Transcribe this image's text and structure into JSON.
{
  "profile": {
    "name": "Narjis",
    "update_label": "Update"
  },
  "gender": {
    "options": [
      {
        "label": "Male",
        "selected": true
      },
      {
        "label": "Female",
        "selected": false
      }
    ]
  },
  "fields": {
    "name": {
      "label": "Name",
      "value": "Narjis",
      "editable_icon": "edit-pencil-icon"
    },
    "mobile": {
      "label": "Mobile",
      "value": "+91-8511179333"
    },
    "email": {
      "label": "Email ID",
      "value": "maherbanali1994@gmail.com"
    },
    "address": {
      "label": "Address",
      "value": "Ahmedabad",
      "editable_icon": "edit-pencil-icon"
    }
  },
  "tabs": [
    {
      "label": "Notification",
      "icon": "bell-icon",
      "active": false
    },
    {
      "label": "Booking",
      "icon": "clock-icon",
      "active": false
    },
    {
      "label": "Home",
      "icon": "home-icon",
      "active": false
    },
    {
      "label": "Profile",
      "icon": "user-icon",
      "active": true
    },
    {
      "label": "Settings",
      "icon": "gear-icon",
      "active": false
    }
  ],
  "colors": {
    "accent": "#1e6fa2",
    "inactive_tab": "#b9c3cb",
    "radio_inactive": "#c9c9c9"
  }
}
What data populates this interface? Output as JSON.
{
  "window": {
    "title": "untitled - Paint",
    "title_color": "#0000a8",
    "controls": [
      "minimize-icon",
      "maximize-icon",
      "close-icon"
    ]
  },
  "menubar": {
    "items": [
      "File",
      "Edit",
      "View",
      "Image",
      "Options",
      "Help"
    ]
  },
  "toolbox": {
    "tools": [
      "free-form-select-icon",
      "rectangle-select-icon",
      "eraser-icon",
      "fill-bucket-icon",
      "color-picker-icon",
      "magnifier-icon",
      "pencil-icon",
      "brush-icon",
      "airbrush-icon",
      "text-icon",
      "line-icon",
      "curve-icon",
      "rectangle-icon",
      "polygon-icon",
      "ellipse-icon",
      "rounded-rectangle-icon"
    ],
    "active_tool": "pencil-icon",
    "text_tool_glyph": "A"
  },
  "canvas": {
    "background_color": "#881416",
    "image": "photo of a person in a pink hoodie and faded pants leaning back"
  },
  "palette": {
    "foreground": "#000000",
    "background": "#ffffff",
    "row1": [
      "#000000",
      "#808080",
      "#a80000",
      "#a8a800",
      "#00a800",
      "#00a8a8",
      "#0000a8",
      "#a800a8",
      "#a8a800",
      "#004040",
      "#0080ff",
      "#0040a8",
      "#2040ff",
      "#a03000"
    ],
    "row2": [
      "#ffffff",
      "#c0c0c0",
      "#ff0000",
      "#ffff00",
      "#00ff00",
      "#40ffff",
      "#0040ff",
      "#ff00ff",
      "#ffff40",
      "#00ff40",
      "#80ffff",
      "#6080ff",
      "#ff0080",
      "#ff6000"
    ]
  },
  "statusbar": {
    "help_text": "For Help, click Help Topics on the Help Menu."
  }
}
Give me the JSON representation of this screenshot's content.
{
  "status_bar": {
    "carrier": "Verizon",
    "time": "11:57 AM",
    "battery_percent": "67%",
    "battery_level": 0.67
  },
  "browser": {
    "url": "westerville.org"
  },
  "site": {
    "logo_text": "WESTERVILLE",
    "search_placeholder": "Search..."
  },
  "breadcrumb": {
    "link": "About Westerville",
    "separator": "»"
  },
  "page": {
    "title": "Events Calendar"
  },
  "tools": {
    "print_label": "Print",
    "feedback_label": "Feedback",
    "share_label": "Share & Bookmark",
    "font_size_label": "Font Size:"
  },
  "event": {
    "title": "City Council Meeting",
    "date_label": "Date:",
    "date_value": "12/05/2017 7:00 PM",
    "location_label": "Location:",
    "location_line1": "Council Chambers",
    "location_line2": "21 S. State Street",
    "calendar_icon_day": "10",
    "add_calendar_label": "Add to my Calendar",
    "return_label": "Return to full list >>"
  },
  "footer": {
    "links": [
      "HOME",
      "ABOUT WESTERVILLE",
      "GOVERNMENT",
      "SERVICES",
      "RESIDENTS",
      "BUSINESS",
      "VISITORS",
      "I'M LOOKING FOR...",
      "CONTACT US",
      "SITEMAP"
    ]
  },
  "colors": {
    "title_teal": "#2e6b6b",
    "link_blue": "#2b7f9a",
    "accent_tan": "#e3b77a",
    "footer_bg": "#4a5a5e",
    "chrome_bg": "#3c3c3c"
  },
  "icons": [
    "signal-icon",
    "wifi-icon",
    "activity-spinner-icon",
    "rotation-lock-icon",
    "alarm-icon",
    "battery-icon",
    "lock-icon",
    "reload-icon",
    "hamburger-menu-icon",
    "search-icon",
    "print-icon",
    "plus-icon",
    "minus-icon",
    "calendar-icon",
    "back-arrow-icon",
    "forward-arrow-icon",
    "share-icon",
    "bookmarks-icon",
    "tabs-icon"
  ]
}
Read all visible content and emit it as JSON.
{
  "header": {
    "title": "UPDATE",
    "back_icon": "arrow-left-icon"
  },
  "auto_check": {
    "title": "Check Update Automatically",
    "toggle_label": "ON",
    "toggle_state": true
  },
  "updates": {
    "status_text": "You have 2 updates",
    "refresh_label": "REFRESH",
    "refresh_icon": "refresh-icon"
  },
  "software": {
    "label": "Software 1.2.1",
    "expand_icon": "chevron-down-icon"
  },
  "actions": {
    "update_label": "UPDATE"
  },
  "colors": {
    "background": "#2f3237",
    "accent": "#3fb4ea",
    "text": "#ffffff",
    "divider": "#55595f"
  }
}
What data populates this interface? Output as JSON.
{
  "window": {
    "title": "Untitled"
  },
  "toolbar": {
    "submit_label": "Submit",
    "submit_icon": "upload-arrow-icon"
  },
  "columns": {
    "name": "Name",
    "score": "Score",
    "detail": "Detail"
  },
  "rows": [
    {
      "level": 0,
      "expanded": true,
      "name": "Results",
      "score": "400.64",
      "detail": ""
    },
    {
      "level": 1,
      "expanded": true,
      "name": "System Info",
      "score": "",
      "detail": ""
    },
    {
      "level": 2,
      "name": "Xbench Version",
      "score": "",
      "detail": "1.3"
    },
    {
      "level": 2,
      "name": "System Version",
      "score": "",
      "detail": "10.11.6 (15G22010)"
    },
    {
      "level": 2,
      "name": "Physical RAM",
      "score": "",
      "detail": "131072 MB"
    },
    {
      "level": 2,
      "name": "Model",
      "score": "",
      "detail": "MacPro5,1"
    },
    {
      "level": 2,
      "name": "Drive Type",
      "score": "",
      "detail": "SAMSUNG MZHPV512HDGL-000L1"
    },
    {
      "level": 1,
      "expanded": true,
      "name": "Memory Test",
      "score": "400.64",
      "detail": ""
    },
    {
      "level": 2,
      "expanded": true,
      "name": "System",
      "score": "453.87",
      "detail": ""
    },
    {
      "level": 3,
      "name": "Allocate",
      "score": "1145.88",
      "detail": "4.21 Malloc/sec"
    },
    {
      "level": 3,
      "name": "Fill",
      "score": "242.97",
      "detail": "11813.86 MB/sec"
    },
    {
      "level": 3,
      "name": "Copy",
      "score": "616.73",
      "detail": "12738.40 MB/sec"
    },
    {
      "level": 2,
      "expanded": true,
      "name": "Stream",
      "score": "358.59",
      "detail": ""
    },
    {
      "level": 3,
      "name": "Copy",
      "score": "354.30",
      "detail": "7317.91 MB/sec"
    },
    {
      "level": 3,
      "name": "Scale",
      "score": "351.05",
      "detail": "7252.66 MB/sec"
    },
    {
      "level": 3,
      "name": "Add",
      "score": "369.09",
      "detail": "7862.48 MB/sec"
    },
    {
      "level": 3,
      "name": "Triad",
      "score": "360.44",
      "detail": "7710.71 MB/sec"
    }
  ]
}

=====

Work to complete:
Write the material out exactly, with nothing left out.

Finished exercise:
Transcribe this image's text and structure into JSON.
{
  "profile": {
    "name": "Narjis",
    "update_label": "Update"
  },
  "gender": {
    "options": [
      {
        "label": "Male",
        "selected": true
      },
      {
        "label": "Female",
        "selected": false
      }
    ]
  },
  "fields": {
    "name": {
      "label": "Name",
      "value": "Narjis",
      "editable_icon": "edit-pencil-icon"
    },
    "mobile": {
      "label": "Mobile",
      "value": "+91-8511179333"
    },
    "email": {
      "label": "Email ID",
      "value": "maherbanali1994@gmail.com"
    },
    "address": {
      "label": "Address",
      "value": "Ahmedabad",
      "editable_icon": "edit-pencil-icon"
    }
  },
  "tabs": [
    {
      "label": "Notification",
      "icon": "bell-icon",
      "active": false
    },
    {
      "label": "Booking",
      "icon": "clock-icon",
      "active": false
    },
    {
      "label": "Home",
      "icon": "home-icon",
      "active": false
    },
    {
      "label": "Profile",
      "icon": "user-icon",
      "active": true
    },
    {
      "label": "Settings",
      "icon": "gear-icon",
      "active": false
    }
  ],
  "colors": {
    "accent": "#1e6fa2",
    "inactive_tab": "#b9c3cb",
    "radio_inactive": "#c9c9c9"
  }
}
What data populates this interface? Output as JSON.
{
  "window": {
    "title": "untitled - Paint",
    "title_color": "#0000a8",
    "controls": [
      "minimize-icon",
      "maximize-icon",
      "close-icon"
    ]
  },
  "menubar": {
    "items": [
      "File",
      "Edit",
      "View",
      "Image",
      "Options",
      "Help"
    ]
  },
  "toolbox": {
    "tools": [
      "free-form-select-icon",
      "rectangle-select-icon",
      "eraser-icon",
      "fill-bucket-icon",
      "color-picker-icon",
      "magnifier-icon",
      "pencil-icon",
      "brush-icon",
      "airbrush-icon",
      "text-icon",
      "line-icon",
      "curve-icon",
      "rectangle-icon",
      "polygon-icon",
      "ellipse-icon",
      "rounded-rectangle-icon"
    ],
    "active_tool": "pencil-icon",
    "text_tool_glyph": "A"
  },
  "canvas": {
    "background_color": "#881416",
    "image": "photo of a person in a pink hoodie and faded pants leaning back"
  },
  "palette": {
    "foreground": "#000000",
    "background": "#ffffff",
    "row1": [
      "#000000",
      "#808080",
      "#a80000",
      "#a8a800",
      "#00a800",
      "#00a8a8",
      "#0000a8",
      "#a800a8",
      "#a8a800",
      "#004040",
      "#0080ff",
      "#0040a8",
      "#2040ff",
      "#a03000"
    ],
    "row2": [
      "#ffffff",
      "#c0c0c0",
      "#ff0000",
      "#ffff00",
      "#00ff00",
      "#40ffff",
      "#0040ff",
      "#ff00ff",
      "#ffff40",
      "#00ff40",
      "#80ffff",
      "#6080ff",
      "#ff0080",
      "#ff6000"
    ]
  },
  "statusbar": {
    "help_text": "For Help, click Help Topics on the Help Menu."
  }
}
Give me the JSON representation of this screenshot's content.
{
  "status_bar": {
    "carrier": "Verizon",
    "time": "11:57 AM",
    "battery_percent": "67%",
    "battery_level": 0.67
  },
  "browser": {
    "url": "westerville.org"
  },
  "site": {
    "logo_text": "WESTERVILLE",
    "search_placeholder": "Search..."
  },
  "breadcrumb": {
    "link": "About Westerville",
    "separator": "»"
  },
  "page": {
    "title": "Events Calendar"
  },
  "tools": {
    "print_label": "Print",
    "feedback_label": "Feedback",
    "share_label": "Share & Bookmark",
    "font_size_label": "Font Size:"
  },
  "event": {
    "title": "City Council Meeting",
    "date_label": "Date:",
    "date_value": "12/05/2017 7:00 PM",
    "location_label": "Location:",
    "location_line1": "Council Chambers",
    "location_line2": "21 S. State Street",
    "calendar_icon_day": "10",
    "add_calendar_label": "Add to my Calendar",
    "return_label": "Return to full list >>"
  },
  "footer": {
    "links": [
      "HOME",
      "ABOUT WESTERVILLE",
      "GOVERNMENT",
      "SERVICES",
      "RESIDENTS",
      "BUSINESS",
      "VISITORS",
      "I'M LOOKING FOR...",
      "CONTACT US",
      "SITEMAP"
    ]
  },
  "colors": {
    "title_teal": "#2e6b6b",
    "link_blue": "#2b7f9a",
    "accent_tan": "#e3b77a",
    "footer_bg": "#4a5a5e",
    "chrome_bg": "#3c3c3c"
  },
  "icons": [
    "signal-icon",
    "wifi-icon",
    "activity-spinner-icon",
    "rotation-lock-icon",
    "alarm-icon",
    "battery-icon",
    "lock-icon",
    "reload-icon",
    "hamburger-menu-icon",
    "search-icon",
    "print-icon",
    "plus-icon",
    "minus-icon",
    "calendar-icon",
    "back-arrow-icon",
    "forward-arrow-icon",
    "share-icon",
    "bookmarks-icon",
    "tabs-icon"
  ]
}
Read all visible content and emit it as JSON.
{
  "header": {
    "title": "UPDATE",
    "back_icon": "arrow-left-icon"
  },
  "auto_check": {
    "title": "Check Update Automatically",
    "toggle_label": "ON",
    "toggle_state": true
  },
  "updates": {
    "status_text": "You have 2 updates",
    "refresh_label": "REFRESH",
    "refresh_icon": "refresh-icon"
  },
  "software": {
    "label": "Software 1.2.1",
    "expand_icon": "chevron-down-icon"
  },
  "actions": {
    "update_label": "UPDATE"
  },
  "colors": {
    "background": "#2f3237",
    "accent": "#3fb4ea",
    "text": "#ffffff",
    "divider": "#55595f"
  }
}
What data populates this interface? Output as JSON.
{
  "window": {
    "title": "Untitled"
  },
  "toolbar": {
    "submit_label": "Submit",
    "submit_icon": "upload-arrow-icon"
  },
  "columns": {
    "name": "Name",
    "score": "Score",
    "detail": "Detail"
  },
  "rows": [
    {
      "level": 0,
      "expanded": true,
      "name": "Results",
      "score": "400.64",
      "detail": ""
    },
    {
      "level": 1,
      "expanded": true,
      "name": "System Info",
      "score": "",
      "detail": ""
    },
    {
      "level": 2,
      "name": "Xbench Version",
      "score": "",
      "detail": "1.3"
    },
    {
      "level": 2,
      "name": "System Version",
      "score": "",
      "detail": "10.11.6 (15G22010)"
    },
    {
      "level": 2,
      "name": "Physical RAM",
      "score": "",
      "detail": "131072 MB"
    },
    {
      "level": 2,
      "name": "Model",
      "score": "",
      "detail": "MacPro5,1"
    },
    {
      "level": 2,
      "name": "Drive Type",
      "score": "",
      "detail": "SAMSUNG MZHPV512HDGL-000L1"
    },
    {
      "level": 1,
      "expanded": true,
      "name": "Memory Test",
      "score": "400.64",
      "detail": ""
    },
    {
      "level": 2,
      "expanded": true,
      "name": "System",
      "score": "453.87",
      "detail": ""
    },
    {
      "level": 3,
      "name": "Allocate",
      "score": "1145.88",
      "detail": "4.21 Malloc/sec"
    },
    {
      "level": 3,
      "name": "Fill",
      "score": "242.97",
      "detail": "11813.86 MB/sec"
    },
    {
      "level": 3,
      "name": "Copy",
      "score": "616.73",
      "detail": "12738.40 MB/sec"
    },
    {
      "level": 2,
      "expanded": true,
      "name": "Stream",
      "score": "358.59",
      "detail": ""
    },
    {
      "level": 3,
      "name": "Copy",
      "score": "354.30",
      "detail": "7317.91 MB/sec"
    },
    {
      "level": 3,
      "name": "Scale",
      "score": "351.05",
      "detail": "7252.66 MB/sec"
    },
    {
      "level": 3,
      "name": "Add",
      "score": "369.09",
      "detail": "7862.48 MB/sec"
    },
    {
      "level": 3,
      "name": "Triad",
      "score": "360.44",
      "detail": "7710.71 MB/sec"
    }
  ]
}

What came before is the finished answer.